Go through the material and tally the lines containing the string "JSON". Give the total alone.

## Start Records provided

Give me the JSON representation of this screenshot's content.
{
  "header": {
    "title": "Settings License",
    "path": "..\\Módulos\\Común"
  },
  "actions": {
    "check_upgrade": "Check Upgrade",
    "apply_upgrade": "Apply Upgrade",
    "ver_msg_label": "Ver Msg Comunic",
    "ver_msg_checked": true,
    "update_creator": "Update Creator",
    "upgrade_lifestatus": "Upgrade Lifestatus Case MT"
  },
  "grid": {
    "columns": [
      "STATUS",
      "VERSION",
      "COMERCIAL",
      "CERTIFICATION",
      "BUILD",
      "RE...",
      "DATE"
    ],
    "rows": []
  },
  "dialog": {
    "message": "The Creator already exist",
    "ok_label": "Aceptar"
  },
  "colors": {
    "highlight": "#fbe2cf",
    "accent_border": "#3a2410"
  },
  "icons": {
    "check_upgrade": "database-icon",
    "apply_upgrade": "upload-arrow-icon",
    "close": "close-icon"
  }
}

## End Records provided
## Start Records provided

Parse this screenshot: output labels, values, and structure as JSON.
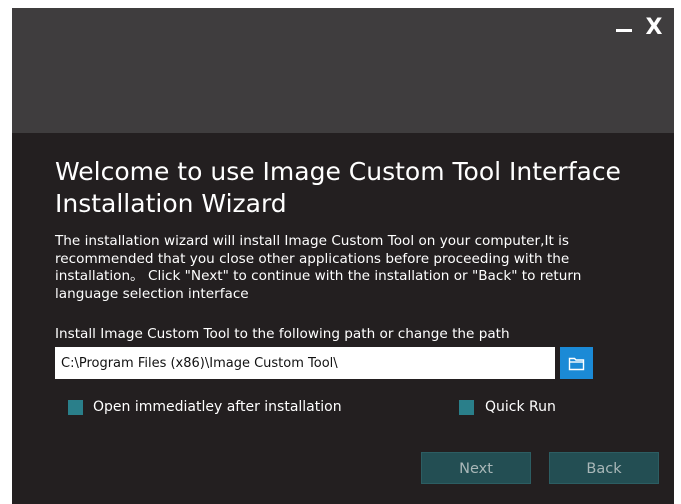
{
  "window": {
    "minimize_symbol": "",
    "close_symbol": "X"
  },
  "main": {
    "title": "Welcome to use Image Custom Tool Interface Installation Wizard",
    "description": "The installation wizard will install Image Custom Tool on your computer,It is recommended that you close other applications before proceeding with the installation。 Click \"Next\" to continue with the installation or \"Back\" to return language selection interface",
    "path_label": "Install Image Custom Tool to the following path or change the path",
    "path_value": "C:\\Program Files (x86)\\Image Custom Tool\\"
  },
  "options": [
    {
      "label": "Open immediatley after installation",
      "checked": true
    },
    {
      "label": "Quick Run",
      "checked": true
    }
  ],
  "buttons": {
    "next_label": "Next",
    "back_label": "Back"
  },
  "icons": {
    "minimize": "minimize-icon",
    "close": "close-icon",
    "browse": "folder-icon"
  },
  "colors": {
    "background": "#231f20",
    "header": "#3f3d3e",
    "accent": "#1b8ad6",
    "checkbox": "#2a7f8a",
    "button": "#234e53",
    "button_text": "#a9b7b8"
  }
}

## End Records provided
## Start Records provided

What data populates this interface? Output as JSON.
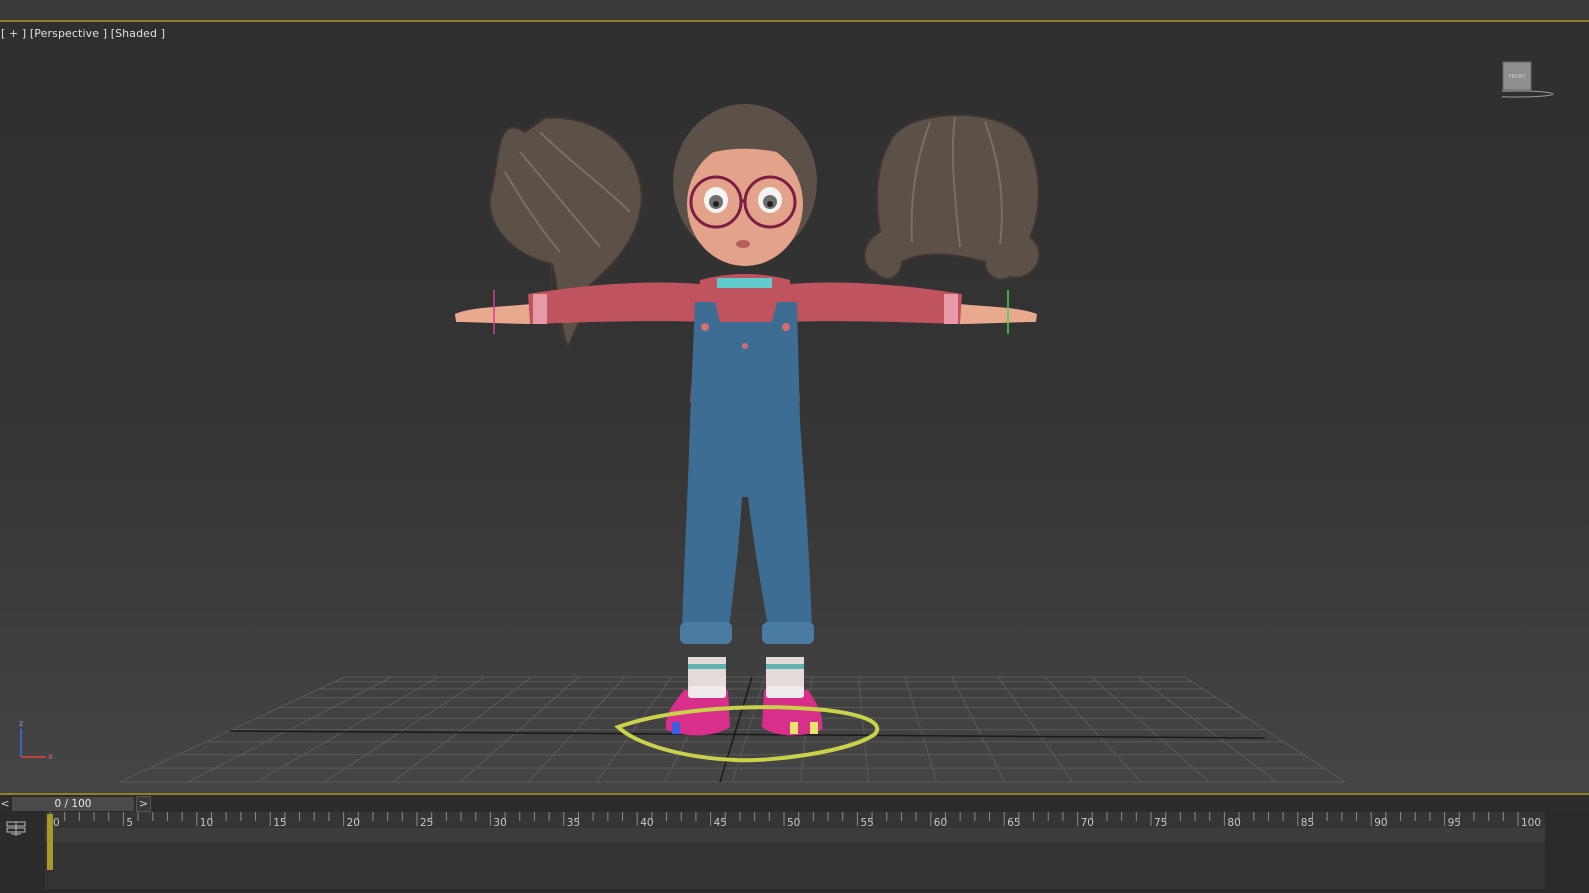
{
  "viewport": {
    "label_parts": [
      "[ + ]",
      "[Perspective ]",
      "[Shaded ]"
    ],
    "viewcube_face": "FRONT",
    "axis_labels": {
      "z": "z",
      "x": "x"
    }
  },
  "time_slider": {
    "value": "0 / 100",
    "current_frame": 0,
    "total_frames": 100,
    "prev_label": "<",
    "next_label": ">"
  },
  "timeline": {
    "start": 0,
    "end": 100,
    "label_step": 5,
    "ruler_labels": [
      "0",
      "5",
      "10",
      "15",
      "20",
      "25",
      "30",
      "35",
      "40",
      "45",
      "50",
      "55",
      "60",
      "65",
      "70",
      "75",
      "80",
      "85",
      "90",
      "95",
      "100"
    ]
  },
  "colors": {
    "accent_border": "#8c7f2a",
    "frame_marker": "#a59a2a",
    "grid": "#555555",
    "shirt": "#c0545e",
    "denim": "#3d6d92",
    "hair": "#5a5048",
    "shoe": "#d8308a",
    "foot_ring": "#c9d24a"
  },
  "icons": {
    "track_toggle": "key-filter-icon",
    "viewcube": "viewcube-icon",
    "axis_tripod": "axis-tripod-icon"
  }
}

## End Records provided

#### [The output]
3